▶ [DIRECTIONS] Please transcribe the data below exactly. Leave the pictures out.

▶ [INFORMATION SHOWN]

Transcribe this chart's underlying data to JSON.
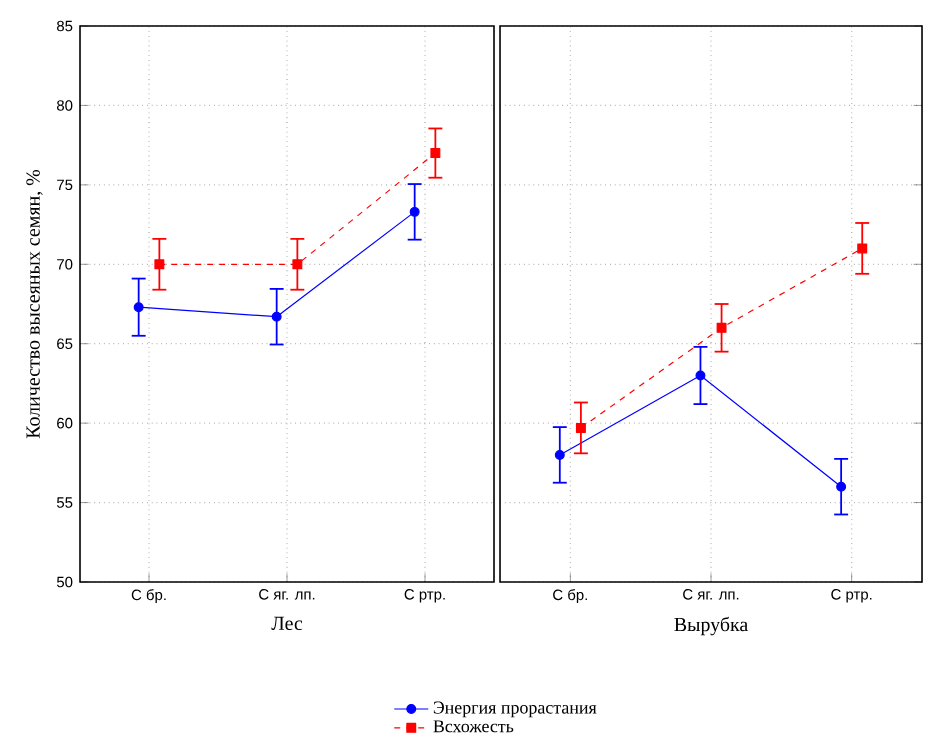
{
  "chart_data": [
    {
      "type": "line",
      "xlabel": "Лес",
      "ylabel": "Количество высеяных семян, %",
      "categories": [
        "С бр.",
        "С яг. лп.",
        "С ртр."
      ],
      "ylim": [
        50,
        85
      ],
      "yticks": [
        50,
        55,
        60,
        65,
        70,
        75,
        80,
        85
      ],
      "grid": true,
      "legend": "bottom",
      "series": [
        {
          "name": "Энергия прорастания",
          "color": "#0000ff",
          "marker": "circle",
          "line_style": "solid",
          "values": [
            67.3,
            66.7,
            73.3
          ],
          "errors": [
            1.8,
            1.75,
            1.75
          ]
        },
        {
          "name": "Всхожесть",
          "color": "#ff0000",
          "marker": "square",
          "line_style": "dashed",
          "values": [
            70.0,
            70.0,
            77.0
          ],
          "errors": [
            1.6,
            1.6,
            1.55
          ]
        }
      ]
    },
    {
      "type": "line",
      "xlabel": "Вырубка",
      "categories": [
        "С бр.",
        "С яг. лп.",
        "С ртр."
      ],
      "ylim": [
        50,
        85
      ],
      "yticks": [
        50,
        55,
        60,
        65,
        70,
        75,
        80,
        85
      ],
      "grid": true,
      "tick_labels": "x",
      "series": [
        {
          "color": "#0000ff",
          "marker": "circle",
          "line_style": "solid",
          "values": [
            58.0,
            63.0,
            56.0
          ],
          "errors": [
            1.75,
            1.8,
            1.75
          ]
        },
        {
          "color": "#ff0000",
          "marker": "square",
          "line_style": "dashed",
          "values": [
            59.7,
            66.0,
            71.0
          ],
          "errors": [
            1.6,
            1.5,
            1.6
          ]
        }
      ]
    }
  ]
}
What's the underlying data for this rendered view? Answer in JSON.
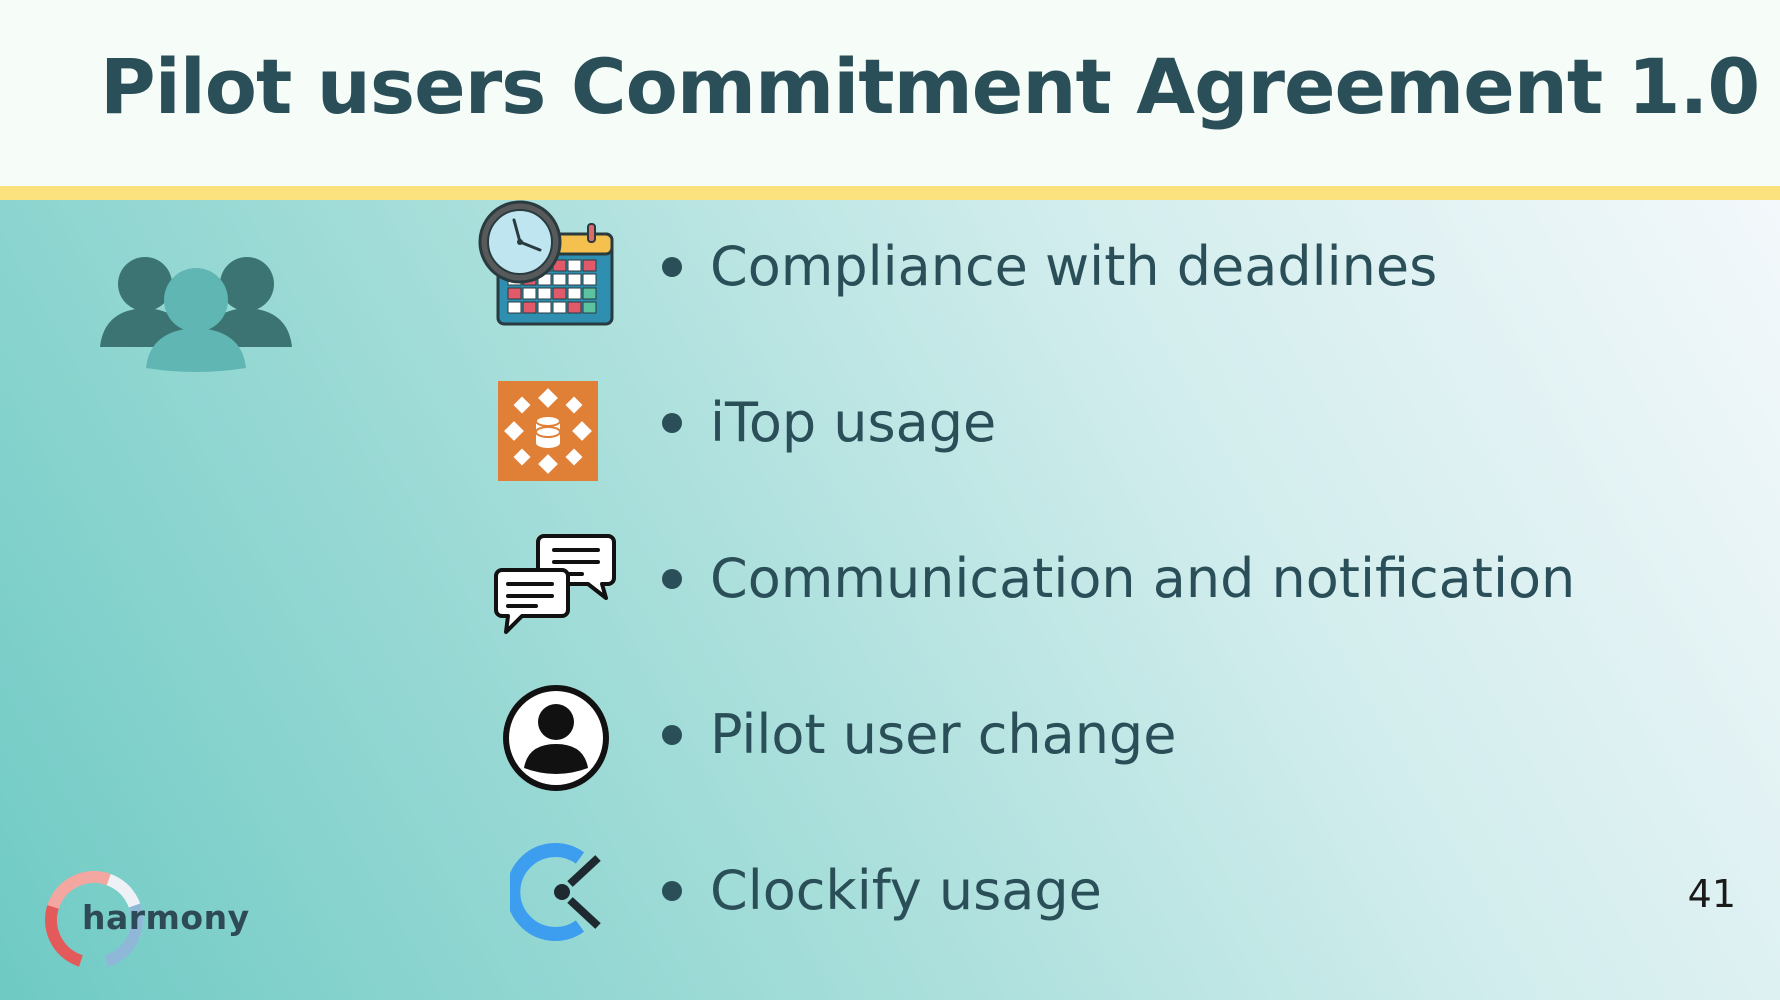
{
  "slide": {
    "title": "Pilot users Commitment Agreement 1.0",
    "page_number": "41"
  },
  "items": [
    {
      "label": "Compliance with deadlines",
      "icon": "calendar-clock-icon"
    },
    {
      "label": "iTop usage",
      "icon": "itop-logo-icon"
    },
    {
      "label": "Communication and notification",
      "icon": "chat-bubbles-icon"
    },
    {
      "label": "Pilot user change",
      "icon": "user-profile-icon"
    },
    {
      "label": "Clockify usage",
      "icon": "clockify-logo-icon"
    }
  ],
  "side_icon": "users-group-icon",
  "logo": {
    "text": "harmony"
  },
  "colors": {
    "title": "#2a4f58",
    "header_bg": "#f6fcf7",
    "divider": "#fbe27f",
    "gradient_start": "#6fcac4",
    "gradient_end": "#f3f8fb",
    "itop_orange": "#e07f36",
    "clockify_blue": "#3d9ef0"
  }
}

▶ [RESULT FOR THIS EXERCISE]
Transcribe this chart's underlying data to JSON.
{
  "chart_data": [
    {
      "type": "line",
      "xlabel": "Лес",
      "ylabel": "Количество высеяных семян, %",
      "categories": [
        "С бр.",
        "С яг. лп.",
        "С ртр."
      ],
      "ylim": [
        50,
        85
      ],
      "yticks": [
        50,
        55,
        60,
        65,
        70,
        75,
        80,
        85
      ],
      "grid": true,
      "legend": "bottom",
      "series": [
        {
          "name": "Энергия прорастания",
          "color": "#0000ff",
          "marker": "circle",
          "line_style": "solid",
          "values": [
            67.3,
            66.7,
            73.3
          ],
          "errors": [
            1.8,
            1.75,
            1.75
          ]
        },
        {
          "name": "Всхожесть",
          "color": "#ff0000",
          "marker": "square",
          "line_style": "dashed",
          "values": [
            70.0,
            70.0,
            77.0
          ],
          "errors": [
            1.6,
            1.6,
            1.55
          ]
        }
      ]
    },
    {
      "type": "line",
      "xlabel": "Вырубка",
      "categories": [
        "С бр.",
        "С яг. лп.",
        "С ртр."
      ],
      "ylim": [
        50,
        85
      ],
      "yticks": [
        50,
        55,
        60,
        65,
        70,
        75,
        80,
        85
      ],
      "grid": true,
      "tick_labels": "x",
      "series": [
        {
          "color": "#0000ff",
          "marker": "circle",
          "line_style": "solid",
          "values": [
            58.0,
            63.0,
            56.0
          ],
          "errors": [
            1.75,
            1.8,
            1.75
          ]
        },
        {
          "color": "#ff0000",
          "marker": "square",
          "line_style": "dashed",
          "values": [
            59.7,
            66.0,
            71.0
          ],
          "errors": [
            1.6,
            1.5,
            1.6
          ]
        }
      ]
    }
  ]
}
What's the underlying data for this rendered view? Answer in JSON.
{
  "slide": {
    "title": "Pilot users Commitment Agreement 1.0",
    "page_number": "41"
  },
  "items": [
    {
      "label": "Compliance with deadlines",
      "icon": "calendar-clock-icon"
    },
    {
      "label": "iTop usage",
      "icon": "itop-logo-icon"
    },
    {
      "label": "Communication and notification",
      "icon": "chat-bubbles-icon"
    },
    {
      "label": "Pilot user change",
      "icon": "user-profile-icon"
    },
    {
      "label": "Clockify usage",
      "icon": "clockify-logo-icon"
    }
  ],
  "side_icon": "users-group-icon",
  "logo": {
    "text": "harmony"
  },
  "colors": {
    "title": "#2a4f58",
    "header_bg": "#f6fcf7",
    "divider": "#fbe27f",
    "gradient_start": "#6fcac4",
    "gradient_end": "#f3f8fb",
    "itop_orange": "#e07f36",
    "clockify_blue": "#3d9ef0"
  }
}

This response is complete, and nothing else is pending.